*Task to carry out*
Please report every line from the material that contains the word "Feelings".

*Recorded information*
------------------------------------------------------------------------
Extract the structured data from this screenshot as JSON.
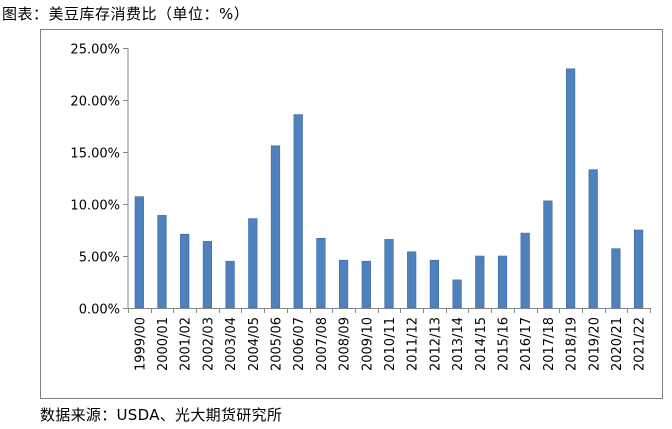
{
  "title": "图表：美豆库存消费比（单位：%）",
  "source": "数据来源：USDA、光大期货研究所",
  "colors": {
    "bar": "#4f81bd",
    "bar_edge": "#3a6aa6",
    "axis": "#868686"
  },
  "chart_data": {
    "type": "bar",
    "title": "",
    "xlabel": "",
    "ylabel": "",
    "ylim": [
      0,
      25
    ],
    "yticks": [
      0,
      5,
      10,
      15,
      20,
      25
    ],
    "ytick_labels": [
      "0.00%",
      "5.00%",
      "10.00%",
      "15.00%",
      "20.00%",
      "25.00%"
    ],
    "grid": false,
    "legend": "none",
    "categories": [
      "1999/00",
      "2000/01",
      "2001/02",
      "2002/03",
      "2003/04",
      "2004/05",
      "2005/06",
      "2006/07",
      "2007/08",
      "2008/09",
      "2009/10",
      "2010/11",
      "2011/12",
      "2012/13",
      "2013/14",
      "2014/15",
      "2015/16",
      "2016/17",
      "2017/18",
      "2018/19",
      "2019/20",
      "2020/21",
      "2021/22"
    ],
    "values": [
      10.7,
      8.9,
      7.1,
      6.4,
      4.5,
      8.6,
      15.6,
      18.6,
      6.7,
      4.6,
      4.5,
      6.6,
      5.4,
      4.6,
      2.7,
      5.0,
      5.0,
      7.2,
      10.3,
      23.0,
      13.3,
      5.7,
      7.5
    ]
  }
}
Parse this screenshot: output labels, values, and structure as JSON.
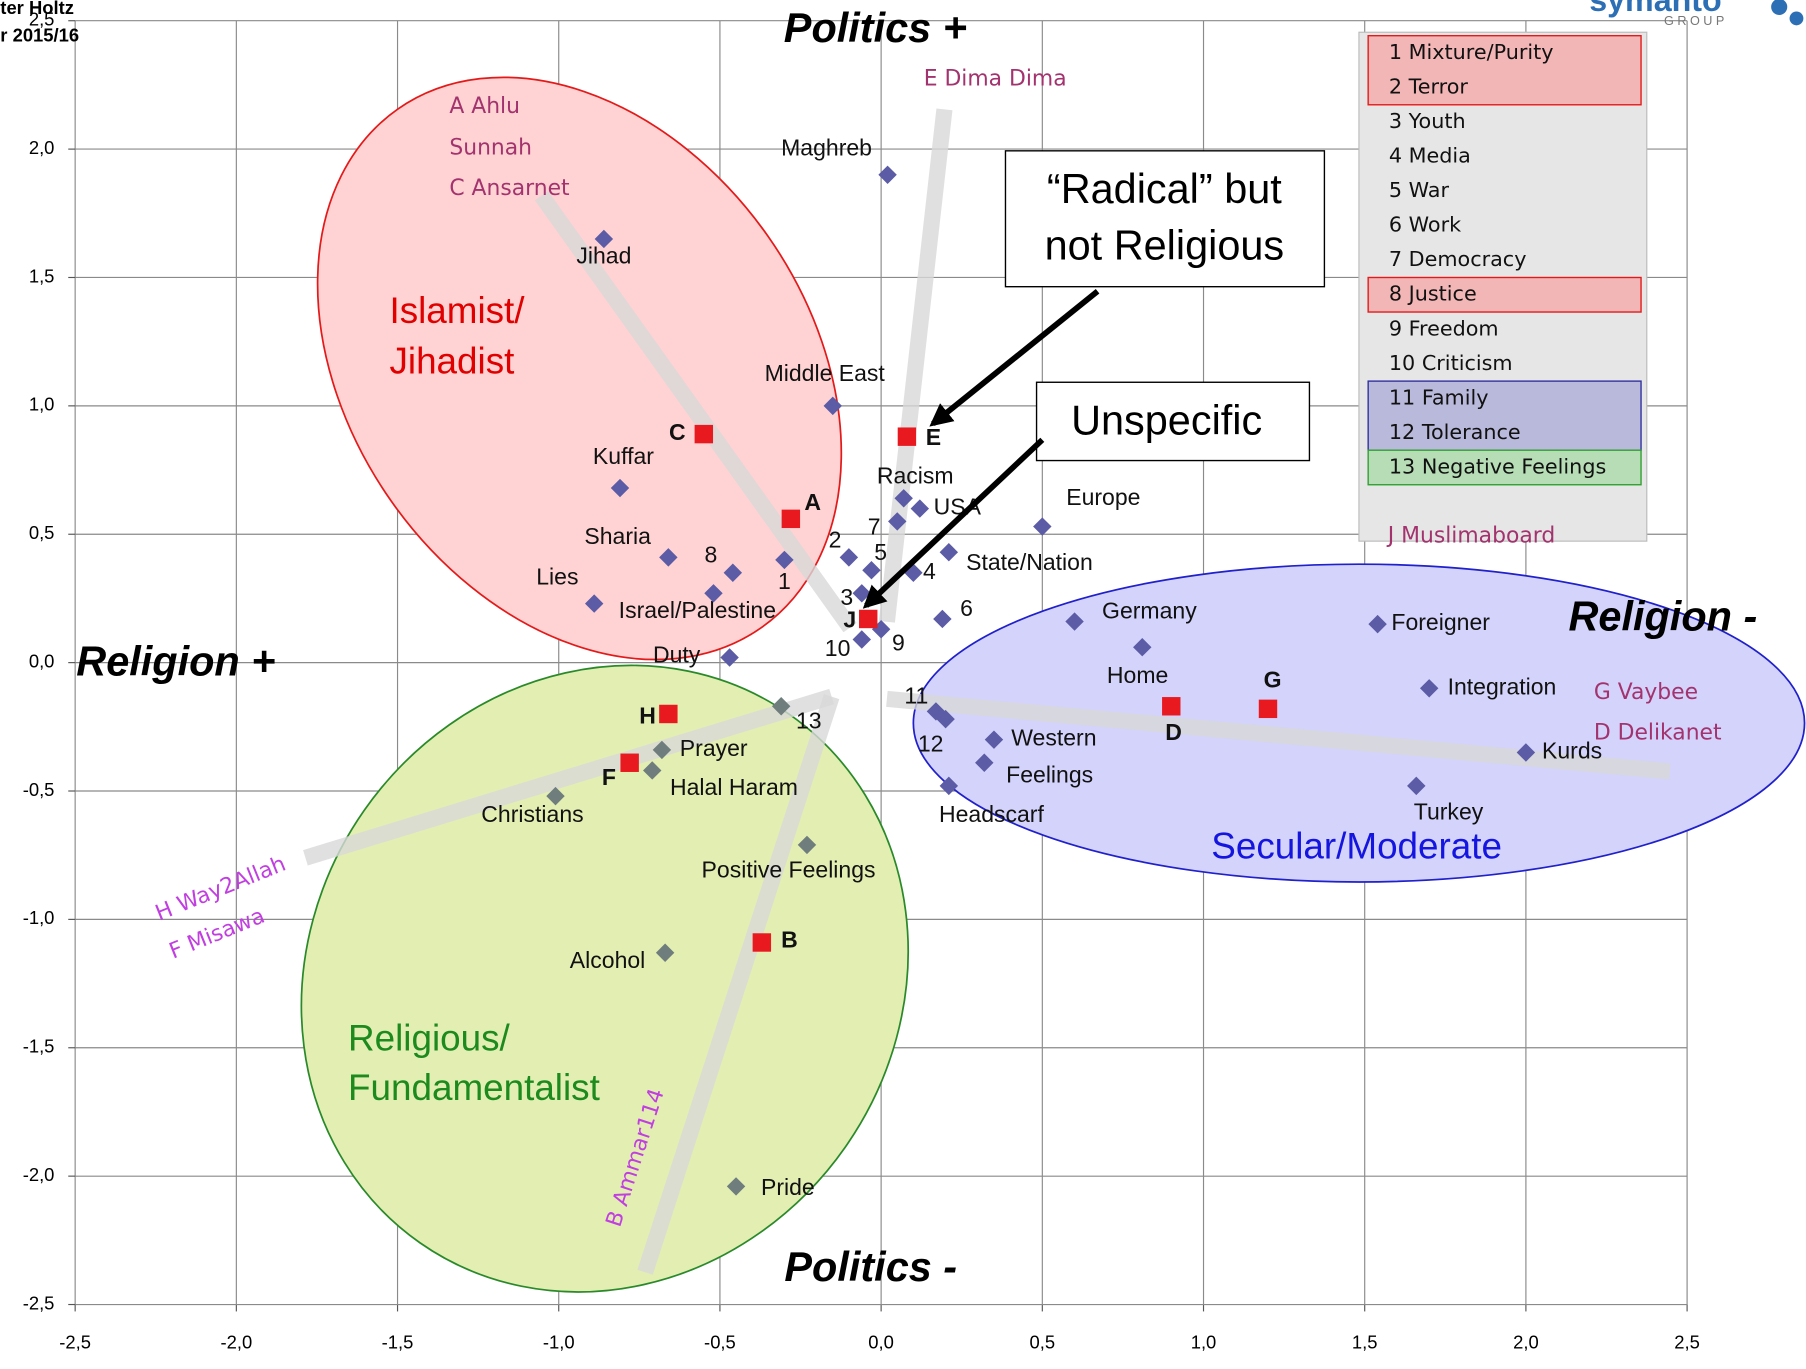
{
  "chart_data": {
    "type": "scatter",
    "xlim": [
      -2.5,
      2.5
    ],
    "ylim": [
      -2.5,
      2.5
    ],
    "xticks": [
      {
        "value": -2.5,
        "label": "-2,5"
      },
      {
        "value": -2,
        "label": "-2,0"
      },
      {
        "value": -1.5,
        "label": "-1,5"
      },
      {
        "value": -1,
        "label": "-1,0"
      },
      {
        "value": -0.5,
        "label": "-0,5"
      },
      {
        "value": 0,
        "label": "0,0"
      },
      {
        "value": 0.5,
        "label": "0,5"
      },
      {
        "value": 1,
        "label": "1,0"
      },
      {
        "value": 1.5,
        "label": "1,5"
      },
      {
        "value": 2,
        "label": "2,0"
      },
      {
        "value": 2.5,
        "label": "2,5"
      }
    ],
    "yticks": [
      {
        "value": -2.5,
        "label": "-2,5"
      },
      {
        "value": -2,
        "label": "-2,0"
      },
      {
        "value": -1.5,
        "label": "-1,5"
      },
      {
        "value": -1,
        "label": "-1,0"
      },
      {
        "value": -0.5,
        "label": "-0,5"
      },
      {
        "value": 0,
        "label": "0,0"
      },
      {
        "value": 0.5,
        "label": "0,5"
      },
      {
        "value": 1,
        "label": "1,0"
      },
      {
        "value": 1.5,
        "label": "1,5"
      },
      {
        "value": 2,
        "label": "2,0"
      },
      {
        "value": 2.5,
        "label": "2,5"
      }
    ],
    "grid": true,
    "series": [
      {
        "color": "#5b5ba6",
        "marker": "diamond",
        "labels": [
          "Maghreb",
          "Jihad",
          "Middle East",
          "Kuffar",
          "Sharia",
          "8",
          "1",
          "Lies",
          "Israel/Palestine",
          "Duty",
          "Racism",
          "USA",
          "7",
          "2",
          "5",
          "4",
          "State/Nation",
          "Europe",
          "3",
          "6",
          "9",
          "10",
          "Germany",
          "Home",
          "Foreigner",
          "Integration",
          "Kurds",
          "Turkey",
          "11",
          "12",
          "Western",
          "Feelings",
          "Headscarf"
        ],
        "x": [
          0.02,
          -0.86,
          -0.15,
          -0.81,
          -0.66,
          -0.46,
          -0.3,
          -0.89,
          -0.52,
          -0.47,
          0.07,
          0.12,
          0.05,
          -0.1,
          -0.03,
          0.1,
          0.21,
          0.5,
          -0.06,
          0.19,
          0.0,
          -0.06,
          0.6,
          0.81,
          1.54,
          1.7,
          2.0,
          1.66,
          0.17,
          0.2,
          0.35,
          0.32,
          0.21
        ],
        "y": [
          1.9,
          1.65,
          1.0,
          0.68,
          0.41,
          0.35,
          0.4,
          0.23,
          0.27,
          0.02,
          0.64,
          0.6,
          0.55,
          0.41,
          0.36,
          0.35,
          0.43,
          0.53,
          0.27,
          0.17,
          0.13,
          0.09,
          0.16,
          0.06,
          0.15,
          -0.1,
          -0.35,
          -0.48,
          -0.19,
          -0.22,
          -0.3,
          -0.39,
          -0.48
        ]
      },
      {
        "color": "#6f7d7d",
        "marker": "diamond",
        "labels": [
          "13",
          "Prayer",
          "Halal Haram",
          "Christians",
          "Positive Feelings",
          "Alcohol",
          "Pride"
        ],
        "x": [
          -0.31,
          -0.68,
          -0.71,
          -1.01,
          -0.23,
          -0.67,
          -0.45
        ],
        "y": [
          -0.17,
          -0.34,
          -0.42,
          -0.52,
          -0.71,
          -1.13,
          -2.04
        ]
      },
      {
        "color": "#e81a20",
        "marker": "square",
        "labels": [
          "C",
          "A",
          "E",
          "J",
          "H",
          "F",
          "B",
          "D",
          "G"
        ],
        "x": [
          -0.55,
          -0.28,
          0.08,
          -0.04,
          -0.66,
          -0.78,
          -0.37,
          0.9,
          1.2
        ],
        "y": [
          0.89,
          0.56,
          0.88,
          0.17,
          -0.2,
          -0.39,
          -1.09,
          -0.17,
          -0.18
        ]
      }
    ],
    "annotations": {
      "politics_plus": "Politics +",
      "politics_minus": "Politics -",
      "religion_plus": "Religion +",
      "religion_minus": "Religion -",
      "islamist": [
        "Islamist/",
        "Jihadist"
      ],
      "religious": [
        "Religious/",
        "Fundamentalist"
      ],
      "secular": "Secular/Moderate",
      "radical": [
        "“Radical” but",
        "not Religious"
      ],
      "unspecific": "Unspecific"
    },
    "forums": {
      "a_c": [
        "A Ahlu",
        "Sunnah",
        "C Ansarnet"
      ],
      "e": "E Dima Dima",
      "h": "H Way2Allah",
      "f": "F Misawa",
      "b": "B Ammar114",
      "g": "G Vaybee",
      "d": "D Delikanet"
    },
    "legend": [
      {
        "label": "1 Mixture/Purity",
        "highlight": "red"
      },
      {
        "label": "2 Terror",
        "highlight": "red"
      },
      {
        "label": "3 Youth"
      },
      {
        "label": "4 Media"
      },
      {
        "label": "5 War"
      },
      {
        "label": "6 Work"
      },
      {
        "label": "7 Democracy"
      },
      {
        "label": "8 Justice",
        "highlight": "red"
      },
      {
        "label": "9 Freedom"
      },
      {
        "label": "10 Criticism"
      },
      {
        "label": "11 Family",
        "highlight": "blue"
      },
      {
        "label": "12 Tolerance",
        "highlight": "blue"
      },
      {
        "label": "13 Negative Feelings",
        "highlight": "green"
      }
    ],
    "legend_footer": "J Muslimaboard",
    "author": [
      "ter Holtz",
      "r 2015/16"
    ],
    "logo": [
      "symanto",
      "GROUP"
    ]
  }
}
------------------------------------------------------------------------
*Exercise answer*
          "Feelings",
          "Positive Feelings",
        "label": "13 Negative Feelings",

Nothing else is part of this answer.